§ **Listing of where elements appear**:

(begin)

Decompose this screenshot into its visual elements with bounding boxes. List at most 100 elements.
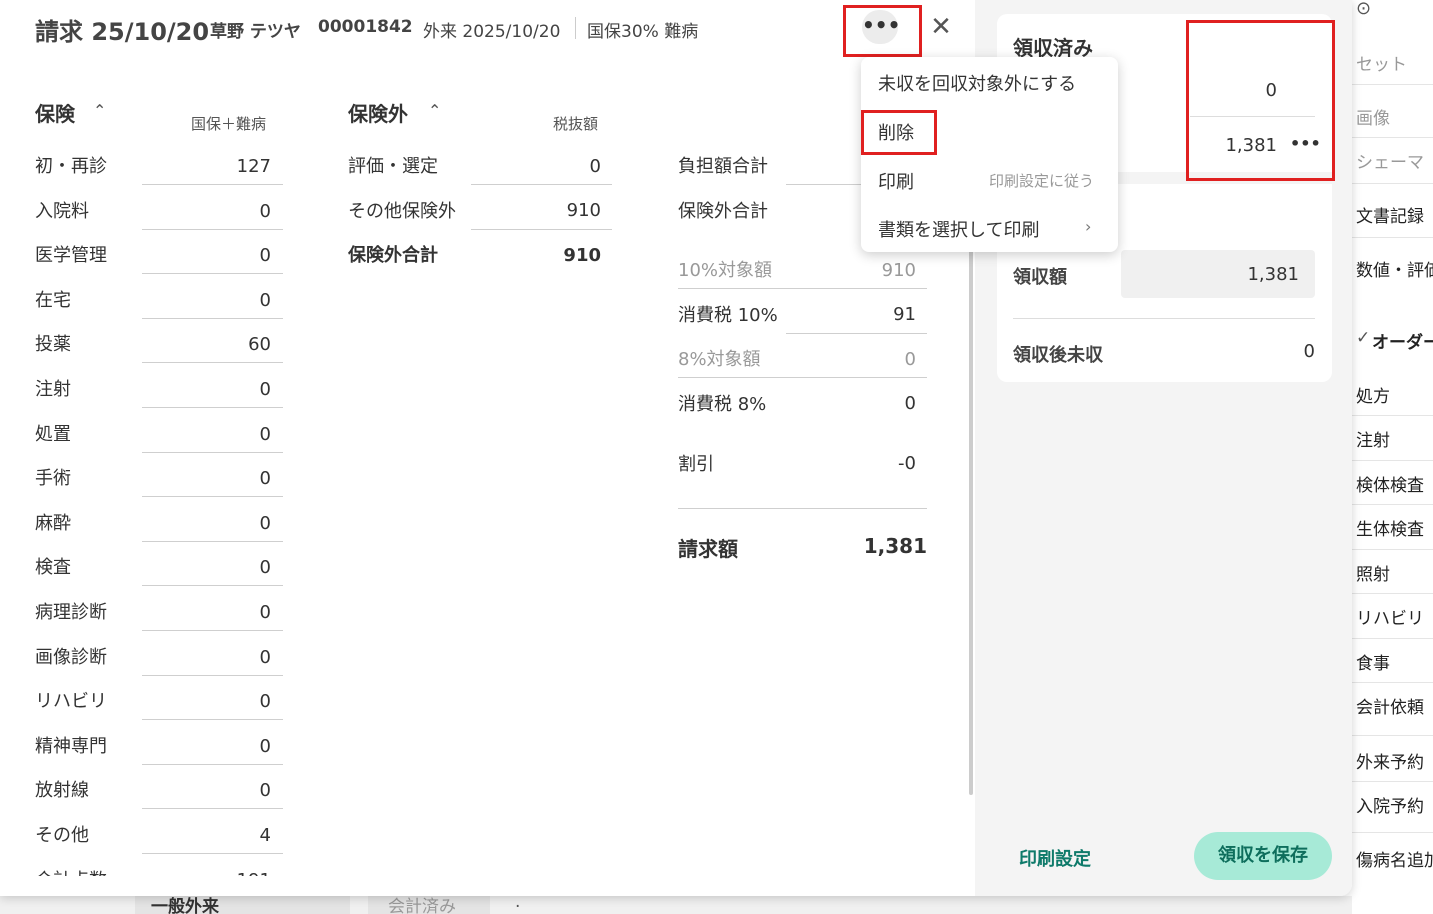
bg-item-specimen[interactable]: 検体検査 [1356, 471, 1424, 496]
bg-item-order[interactable]: オーダー [1372, 328, 1433, 353]
row-value: 0 [259, 468, 271, 489]
row-label: 入院料 [35, 201, 89, 222]
row-value: 0 [259, 424, 271, 445]
row-value: 91 [893, 304, 916, 325]
row-label: 手術 [35, 468, 71, 489]
row-divider [142, 541, 283, 542]
chevron-up-icon[interactable]: ⌃ [428, 101, 441, 120]
bg-back-icon: ⊙ [1356, 0, 1372, 19]
menu-item-print-hint: 印刷設定に従う [989, 172, 1095, 190]
visit-info: 外来 2025/10/20 [423, 22, 561, 42]
bg-item-prescription[interactable]: 処方 [1356, 382, 1390, 407]
row-divider [142, 229, 283, 230]
row-divider [142, 496, 283, 497]
row-label: 画像診断 [35, 647, 107, 668]
row-label: 8%対象額 [678, 349, 761, 370]
billing-amount-label: 請求額 [678, 537, 738, 561]
row-label: その他 [35, 825, 89, 846]
menu-item-delete[interactable]: 削除 [878, 119, 914, 145]
background-bottom-strip: 一般外来 会計済み · [0, 896, 1352, 914]
bg-item-outpatient-booking[interactable]: 外来予約 [1356, 748, 1424, 773]
row-divider [142, 273, 283, 274]
menu-item-select-documents[interactable]: 書類を選択して印刷 [878, 216, 1039, 242]
bg-dot-icon: · [515, 897, 521, 914]
row-value: 0 [904, 349, 916, 370]
row-value: 0 [904, 393, 916, 414]
save-receipt-button[interactable]: 領収を保存 [1194, 832, 1332, 880]
row-value: 0 [259, 780, 271, 801]
row-value: 910 [566, 200, 601, 221]
discount-value[interactable]: -0 [786, 453, 916, 474]
bg-item-radiation[interactable]: 照射 [1356, 560, 1390, 585]
non-insurance-section-title: 保険外 [348, 102, 408, 126]
bg-item-image[interactable]: 画像 [1356, 104, 1390, 129]
row-value: 0 [259, 736, 271, 757]
insurance-info: 国保30% 難病 [587, 22, 699, 42]
bg-item-accounting[interactable]: 会計依頼 [1356, 693, 1424, 718]
after-receipt-label: 領収後未収 [1013, 345, 1103, 366]
bg-item-schema[interactable]: シェーマ [1356, 148, 1424, 173]
row-label: 10%対象額 [678, 260, 773, 281]
non-insurance-column-caption: 税抜額 [553, 115, 599, 133]
more-menu: 未収を回収対象外にする 削除 印刷 印刷設定に従う 書類を選択して印刷 › [861, 57, 1118, 252]
bg-item-rehab[interactable]: リハビリ [1356, 604, 1424, 629]
row-value: 0 [259, 557, 271, 578]
more-dots-icon[interactable]: ••• [1290, 134, 1321, 153]
discount-label: 割引 [678, 454, 714, 475]
row-value: 127 [236, 156, 271, 177]
more-dots-icon[interactable]: ••• [862, 10, 900, 44]
chevron-right-icon: › [1085, 217, 1092, 236]
non-insurance-total-value: 910 [563, 245, 601, 266]
row-value: 910 [881, 260, 916, 281]
menu-item-print[interactable]: 印刷 [878, 168, 914, 194]
non-insurance-total-label: 保険外合計 [348, 245, 438, 266]
row-divider [142, 318, 283, 319]
bg-item-numeric[interactable]: 数値・評価 [1356, 256, 1433, 281]
row-label: 消費税 10% [678, 305, 778, 326]
row-label: 合計点数 [35, 866, 107, 876]
bg-check-icon: ✓ [1356, 328, 1371, 348]
row-divider [142, 675, 283, 676]
row-divider [142, 764, 283, 765]
row-value: 0 [589, 156, 601, 177]
row-value: 0 [259, 201, 271, 222]
billing-detail-pane: 請求 25/10/20 草野 テツヤ 00001842 外来 2025/10/2… [0, 0, 975, 896]
bg-item-add-disease[interactable]: 傷病名追加 [1356, 846, 1433, 871]
row-label: リハビリ [35, 691, 107, 712]
bg-item-document[interactable]: 文書記録 [1356, 202, 1424, 227]
row-divider [142, 808, 283, 809]
row-label: 在宅 [35, 290, 71, 311]
row-label: 放射線 [35, 780, 89, 801]
receipt-value-1: 0 [1265, 80, 1277, 101]
row-label: 注射 [35, 379, 71, 400]
bg-item-physio[interactable]: 生体検査 [1356, 515, 1424, 540]
row-label: 精神専門 [35, 736, 107, 757]
close-icon[interactable]: ✕ [928, 12, 954, 42]
row-value: 0 [259, 602, 271, 623]
row-label: 投薬 [35, 334, 71, 355]
row-divider [142, 362, 283, 363]
row-divider [142, 407, 283, 408]
bg-item-meal[interactable]: 食事 [1356, 649, 1390, 674]
bg-item-set[interactable]: セット [1356, 50, 1407, 75]
row-label: 麻酔 [35, 513, 71, 534]
row-value: 60 [248, 334, 271, 355]
background-sidebar: ⊙ セット 画像 シェーマ 文書記録 数値・評価 ✓ オーダー 処方 注射 検体… [1352, 0, 1433, 914]
receipt-value-2: 1,381 [1225, 135, 1277, 156]
bg-item-inpatient-booking[interactable]: 入院予約 [1356, 792, 1424, 817]
non-insurance-total-label-2: 保険外合計 [678, 201, 768, 222]
row-divider [142, 853, 283, 854]
row-divider [142, 452, 283, 453]
received-amount-value: 1,381 [1247, 264, 1299, 285]
bg-tab-general-outpatient[interactable]: 一般外来 [135, 896, 350, 914]
row-label: 医学管理 [35, 245, 107, 266]
row-value: 0 [259, 691, 271, 712]
row-divider [142, 630, 283, 631]
menu-item-exclude-collection[interactable]: 未収を回収対象外にする [878, 70, 1076, 96]
row-label: その他保険外 [348, 201, 456, 222]
bg-tab-billed[interactable]: 会計済み [368, 896, 490, 914]
patient-id: 00001842 [318, 17, 413, 37]
print-settings-link[interactable]: 印刷設定 [1019, 845, 1091, 871]
bg-item-injection[interactable]: 注射 [1356, 426, 1390, 451]
row-label: 初・再診 [35, 156, 107, 177]
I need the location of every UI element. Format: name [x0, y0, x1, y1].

(end)

§ **TASK GOAL**: Reproduce the listing with every "row-divider" switched to "row-separator" and nothing else altered. Leave the pictures out.

§ **EXERCISE RESULT**:
Decompose this screenshot into its visual elements with bounding boxes. List at most 100 elements.
bg-item-specimen[interactable]: 検体検査 [1356, 471, 1424, 496]
bg-item-order[interactable]: オーダー [1372, 328, 1433, 353]
row-value: 0 [259, 468, 271, 489]
row-label: 入院料 [35, 201, 89, 222]
row-value: 0 [259, 424, 271, 445]
row-value: 91 [893, 304, 916, 325]
row-label: 手術 [35, 468, 71, 489]
row-separator [142, 541, 283, 542]
chevron-up-icon[interactable]: ⌃ [428, 101, 441, 120]
bg-back-icon: ⊙ [1356, 0, 1372, 19]
menu-item-print-hint: 印刷設定に従う [989, 172, 1095, 190]
visit-info: 外来 2025/10/20 [423, 22, 561, 42]
bg-item-prescription[interactable]: 処方 [1356, 382, 1390, 407]
row-separator [142, 229, 283, 230]
row-separator [142, 496, 283, 497]
row-label: 画像診断 [35, 647, 107, 668]
row-label: 8%対象額 [678, 349, 761, 370]
billing-amount-label: 請求額 [678, 537, 738, 561]
row-label: その他 [35, 825, 89, 846]
menu-item-delete[interactable]: 削除 [878, 119, 914, 145]
background-bottom-strip: 一般外来 会計済み · [0, 896, 1352, 914]
bg-item-outpatient-booking[interactable]: 外来予約 [1356, 748, 1424, 773]
row-separator [142, 273, 283, 274]
menu-item-select-documents[interactable]: 書類を選択して印刷 [878, 216, 1039, 242]
bg-dot-icon: · [515, 897, 521, 914]
row-value: 0 [904, 349, 916, 370]
row-value: 0 [904, 393, 916, 414]
save-receipt-button[interactable]: 領収を保存 [1194, 832, 1332, 880]
row-value: 0 [259, 780, 271, 801]
row-value: 910 [566, 200, 601, 221]
discount-value[interactable]: -0 [786, 453, 916, 474]
bg-item-radiation[interactable]: 照射 [1356, 560, 1390, 585]
non-insurance-section-title: 保険外 [348, 102, 408, 126]
bg-item-image[interactable]: 画像 [1356, 104, 1390, 129]
row-value: 0 [259, 736, 271, 757]
insurance-info: 国保30% 難病 [587, 22, 699, 42]
bg-item-accounting[interactable]: 会計依頼 [1356, 693, 1424, 718]
after-receipt-label: 領収後未収 [1013, 345, 1103, 366]
bg-item-schema[interactable]: シェーマ [1356, 148, 1424, 173]
row-label: 10%対象額 [678, 260, 773, 281]
non-insurance-column-caption: 税抜額 [553, 115, 599, 133]
more-menu: 未収を回収対象外にする 削除 印刷 印刷設定に従う 書類を選択して印刷 › [861, 57, 1118, 252]
bg-item-rehab[interactable]: リハビリ [1356, 604, 1424, 629]
row-value: 0 [259, 557, 271, 578]
more-dots-icon[interactable]: ••• [1290, 134, 1321, 153]
discount-label: 割引 [678, 454, 714, 475]
row-value: 127 [236, 156, 271, 177]
more-dots-icon[interactable]: ••• [862, 10, 900, 44]
chevron-right-icon: › [1085, 217, 1092, 236]
non-insurance-total-value: 910 [563, 245, 601, 266]
row-value: 910 [881, 260, 916, 281]
menu-item-print[interactable]: 印刷 [878, 168, 914, 194]
non-insurance-total-label: 保険外合計 [348, 245, 438, 266]
row-separator [142, 318, 283, 319]
bg-item-numeric[interactable]: 数値・評価 [1356, 256, 1433, 281]
row-label: 消費税 10% [678, 305, 778, 326]
row-label: 合計点数 [35, 866, 107, 876]
bg-check-icon: ✓ [1356, 328, 1371, 348]
row-separator [142, 675, 283, 676]
row-separator [142, 764, 283, 765]
row-value: 0 [589, 156, 601, 177]
row-value: 0 [259, 201, 271, 222]
billing-detail-pane: 請求 25/10/20 草野 テツヤ 00001842 外来 2025/10/2… [0, 0, 975, 896]
bg-item-add-disease[interactable]: 傷病名追加 [1356, 846, 1433, 871]
row-label: リハビリ [35, 691, 107, 712]
bg-item-document[interactable]: 文書記録 [1356, 202, 1424, 227]
row-separator [142, 808, 283, 809]
row-label: 在宅 [35, 290, 71, 311]
row-label: 放射線 [35, 780, 89, 801]
receipt-value-1: 0 [1265, 80, 1277, 101]
row-label: 注射 [35, 379, 71, 400]
bg-item-physio[interactable]: 生体検査 [1356, 515, 1424, 540]
row-label: 精神専門 [35, 736, 107, 757]
close-icon[interactable]: ✕ [928, 12, 954, 42]
row-value: 0 [259, 602, 271, 623]
row-label: 投薬 [35, 334, 71, 355]
row-separator [142, 362, 283, 363]
row-separator [142, 407, 283, 408]
bg-item-meal[interactable]: 食事 [1356, 649, 1390, 674]
bg-item-set[interactable]: セット [1356, 50, 1407, 75]
row-label: 麻酔 [35, 513, 71, 534]
row-value: 60 [248, 334, 271, 355]
background-sidebar: ⊙ セット 画像 シェーマ 文書記録 数値・評価 ✓ オーダー 処方 注射 検体… [1352, 0, 1433, 914]
receipt-value-2: 1,381 [1225, 135, 1277, 156]
bg-item-inpatient-booking[interactable]: 入院予約 [1356, 792, 1424, 817]
non-insurance-total-label-2: 保険外合計 [678, 201, 768, 222]
row-separator [142, 853, 283, 854]
row-separator [142, 452, 283, 453]
received-amount-value: 1,381 [1247, 264, 1299, 285]
bg-tab-general-outpatient[interactable]: 一般外来 [135, 896, 350, 914]
row-label: 医学管理 [35, 245, 107, 266]
row-value: 0 [259, 691, 271, 712]
row-separator [142, 630, 283, 631]
menu-item-exclude-collection[interactable]: 未収を回収対象外にする [878, 70, 1076, 96]
row-label: その他保険外 [348, 201, 456, 222]
bg-tab-billed[interactable]: 会計済み [368, 896, 490, 914]
patient-id: 00001842 [318, 17, 413, 37]
print-settings-link[interactable]: 印刷設定 [1019, 845, 1091, 871]
bg-item-injection[interactable]: 注射 [1356, 426, 1390, 451]
row-label: 初・再診 [35, 156, 107, 177]
I need the location of every UI element. Format: name [x0, y0, x1, y1].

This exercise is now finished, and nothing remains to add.